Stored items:
____

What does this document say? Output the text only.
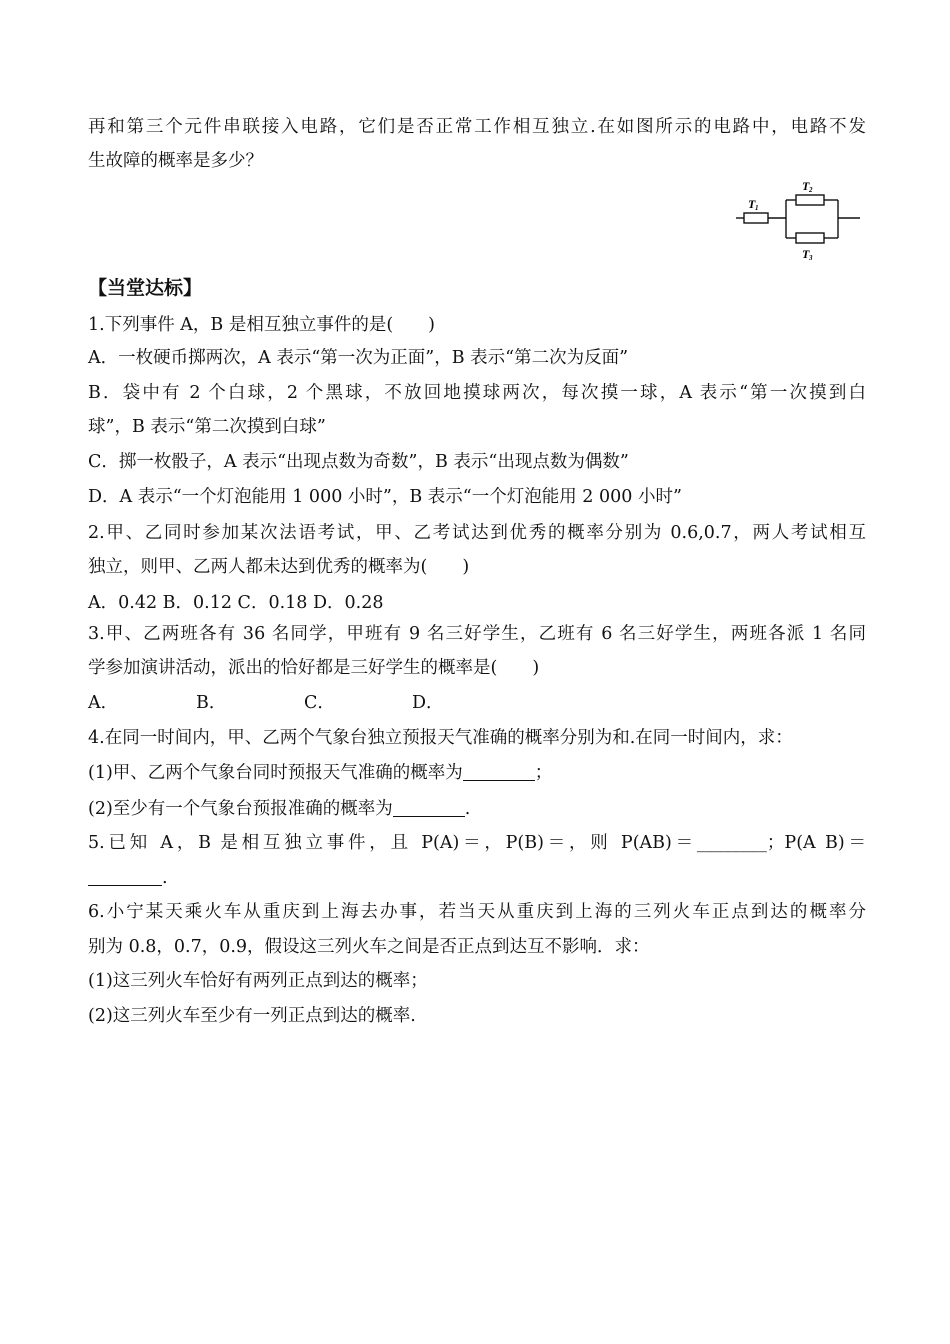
再和第三个元件串联接入电路，它们是否正常工作相互独立.在如图所示的电路中，电路不发
生故障的概率是多少？
T 1
T 2
T 3
【当堂达标】
1.下列事件 A，B 是相互独立事件的是(　　)
A．一枚硬币掷两次，A 表示“第一次为正面”，B 表示“第二次为反面”
B．袋中有 2 个白球，2 个黑球，不放回地摸球两次，每次摸一球，A 表示“第一次摸到白
球”，B 表示“第二次摸到白球”
C．掷一枚骰子，A 表示“出现点数为奇数”，B 表示“出现点数为偶数”
D．A 表示“一个灯泡能用 1 000 小时”，B 表示“一个灯泡能用 2 000 小时”
2.甲、乙同时参加某次法语考试，甲、乙考试达到优秀的概率分别为 0.6,0.7，两人考试相互
独立，则甲、乙两人都未达到优秀的概率为(　　)
A．0.42 B．0.12 C．0.18 D．0.28
3.甲、乙两班各有 36 名同学，甲班有 9 名三好学生，乙班有 6 名三好学生，两班各派 1 名同
学参加演讲活动，派出的恰好都是三好学生的概率是(　　)
A．	B．	C．	D．
4.在同一时间内，甲、乙两个气象台独立预报天气准确的概率分别为和.在同一时间内，求：
(1)甲、乙两个气象台同时预报天气准确的概率为	；
(2)至少有一个气象台预报准确的概率为	.
5.已知 A，B 是相互独立事件，且 P(A)＝，P(B)＝，则 P(AB)＝________；P(A B)＝
.
6.小宁某天乘火车从重庆到上海去办事，若当天从重庆到上海的三列火车正点到达的概率分
别为 0.8，0.7，0.9，假设这三列火车之间是否正点到达互不影响．求：
(1)这三列火车恰好有两列正点到达的概率；
(2)这三列火车至少有一列正点到达的概率.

____

Challenge:
Reproduce the entries above without change, omitting all pictures.

Result:
What does this document say? Output the text only.
再和第三个元件串联接入电路，它们是否正常工作相互独立.在如图所示的电路中，电路不发
生故障的概率是多少？
T 1
T 2
T 3
【当堂达标】
1.下列事件 A，B 是相互独立事件的是(　　)
A．一枚硬币掷两次，A 表示“第一次为正面”，B 表示“第二次为反面”
B．袋中有 2 个白球，2 个黑球，不放回地摸球两次，每次摸一球，A 表示“第一次摸到白
球”，B 表示“第二次摸到白球”
C．掷一枚骰子，A 表示“出现点数为奇数”，B 表示“出现点数为偶数”
D．A 表示“一个灯泡能用 1 000 小时”，B 表示“一个灯泡能用 2 000 小时”
2.甲、乙同时参加某次法语考试，甲、乙考试达到优秀的概率分别为 0.6,0.7，两人考试相互
独立，则甲、乙两人都未达到优秀的概率为(　　)
A．0.42 B．0.12 C．0.18 D．0.28
3.甲、乙两班各有 36 名同学，甲班有 9 名三好学生，乙班有 6 名三好学生，两班各派 1 名同
学参加演讲活动，派出的恰好都是三好学生的概率是(　　)
A．	B．	C．	D．
4.在同一时间内，甲、乙两个气象台独立预报天气准确的概率分别为和.在同一时间内，求：
(1)甲、乙两个气象台同时预报天气准确的概率为	；
(2)至少有一个气象台预报准确的概率为	.
5.已知 A，B 是相互独立事件，且 P(A)＝，P(B)＝，则 P(AB)＝________；P(A B)＝
.
6.小宁某天乘火车从重庆到上海去办事，若当天从重庆到上海的三列火车正点到达的概率分
别为 0.8，0.7，0.9，假设这三列火车之间是否正点到达互不影响．求：
(1)这三列火车恰好有两列正点到达的概率；
(2)这三列火车至少有一列正点到达的概率.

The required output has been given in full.